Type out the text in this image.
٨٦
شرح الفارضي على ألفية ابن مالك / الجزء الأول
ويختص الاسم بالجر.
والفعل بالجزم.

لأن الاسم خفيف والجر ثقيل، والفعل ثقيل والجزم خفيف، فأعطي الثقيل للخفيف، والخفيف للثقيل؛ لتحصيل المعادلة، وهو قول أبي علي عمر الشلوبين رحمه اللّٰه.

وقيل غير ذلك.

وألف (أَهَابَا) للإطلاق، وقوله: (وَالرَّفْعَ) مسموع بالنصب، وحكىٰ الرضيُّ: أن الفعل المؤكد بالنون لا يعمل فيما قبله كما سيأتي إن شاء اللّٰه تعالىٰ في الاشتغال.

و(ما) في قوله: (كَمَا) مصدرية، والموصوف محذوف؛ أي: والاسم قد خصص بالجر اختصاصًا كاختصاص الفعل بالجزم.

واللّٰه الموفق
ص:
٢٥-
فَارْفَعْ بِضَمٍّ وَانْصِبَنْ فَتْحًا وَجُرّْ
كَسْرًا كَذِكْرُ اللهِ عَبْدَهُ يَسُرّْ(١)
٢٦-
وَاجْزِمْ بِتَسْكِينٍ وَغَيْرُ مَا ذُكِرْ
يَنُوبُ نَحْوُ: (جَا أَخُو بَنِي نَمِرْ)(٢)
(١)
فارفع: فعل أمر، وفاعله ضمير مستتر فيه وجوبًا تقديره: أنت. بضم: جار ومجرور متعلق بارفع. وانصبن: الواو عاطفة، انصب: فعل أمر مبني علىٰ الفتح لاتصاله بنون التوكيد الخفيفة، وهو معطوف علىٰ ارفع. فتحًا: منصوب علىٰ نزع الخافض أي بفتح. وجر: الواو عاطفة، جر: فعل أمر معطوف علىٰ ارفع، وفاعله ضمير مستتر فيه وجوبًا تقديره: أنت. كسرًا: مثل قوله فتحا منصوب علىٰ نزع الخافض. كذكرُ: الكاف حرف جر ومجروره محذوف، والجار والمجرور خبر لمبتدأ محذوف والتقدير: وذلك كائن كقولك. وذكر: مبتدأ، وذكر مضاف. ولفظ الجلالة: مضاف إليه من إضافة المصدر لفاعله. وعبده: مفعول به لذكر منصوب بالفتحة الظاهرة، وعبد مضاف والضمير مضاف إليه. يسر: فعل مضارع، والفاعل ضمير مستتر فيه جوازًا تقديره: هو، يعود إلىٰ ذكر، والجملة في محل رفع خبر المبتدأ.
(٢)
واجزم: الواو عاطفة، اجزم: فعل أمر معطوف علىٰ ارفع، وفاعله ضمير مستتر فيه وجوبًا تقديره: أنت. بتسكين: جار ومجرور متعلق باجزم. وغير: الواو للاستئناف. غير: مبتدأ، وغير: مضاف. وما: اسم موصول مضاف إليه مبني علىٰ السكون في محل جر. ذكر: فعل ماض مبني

■ Instructions to follow
Copy all lines from the material that contain "ومجرور".

■ Finished task
فارفع: فعل أمر، وفاعله ضمير مستتر فيه وجوبًا تقديره: أنت. بضم: جار ومجرور متعلق بارفع. وانصبن: الواو عاطفة، انصب: فعل أمر مبني علىٰ الفتح لاتصاله بنون التوكيد الخفيفة، وهو معطوف علىٰ ارفع. فتحًا: منصوب علىٰ نزع الخافض أي بفتح. وجر: الواو عاطفة، جر: فعل أمر معطوف علىٰ ارفع، وفاعله ضمير مستتر فيه وجوبًا تقديره: أنت. كسرًا: مثل قوله فتحا منصوب علىٰ نزع الخافض. كذكرُ: الكاف حرف جر ومجروره محذوف، والجار والمجرور خبر لمبتدأ محذوف والتقدير: وذلك كائن كقولك. وذكر: مبتدأ، وذكر مضاف. ولفظ الجلالة: مضاف إليه من إضافة المصدر لفاعله. وعبده: مفعول به لذكر منصوب بالفتحة الظاهرة، وعبد مضاف والضمير مضاف إليه. يسر: فعل مضارع، والفاعل ضمير مستتر فيه جوازًا تقديره: هو، يعود إلىٰ ذكر، والجملة في محل رفع خبر المبتدأ.
واجزم: الواو عاطفة، اجزم: فعل أمر معطوف علىٰ ارفع، وفاعله ضمير مستتر فيه وجوبًا تقديره: أنت. بتسكين: جار ومجرور متعلق باجزم. وغير: الواو للاستئناف. غير: مبتدأ، وغير: مضاف. وما: اسم موصول مضاف إليه مبني علىٰ السكون في محل جر. ذكر: فعل ماض مبني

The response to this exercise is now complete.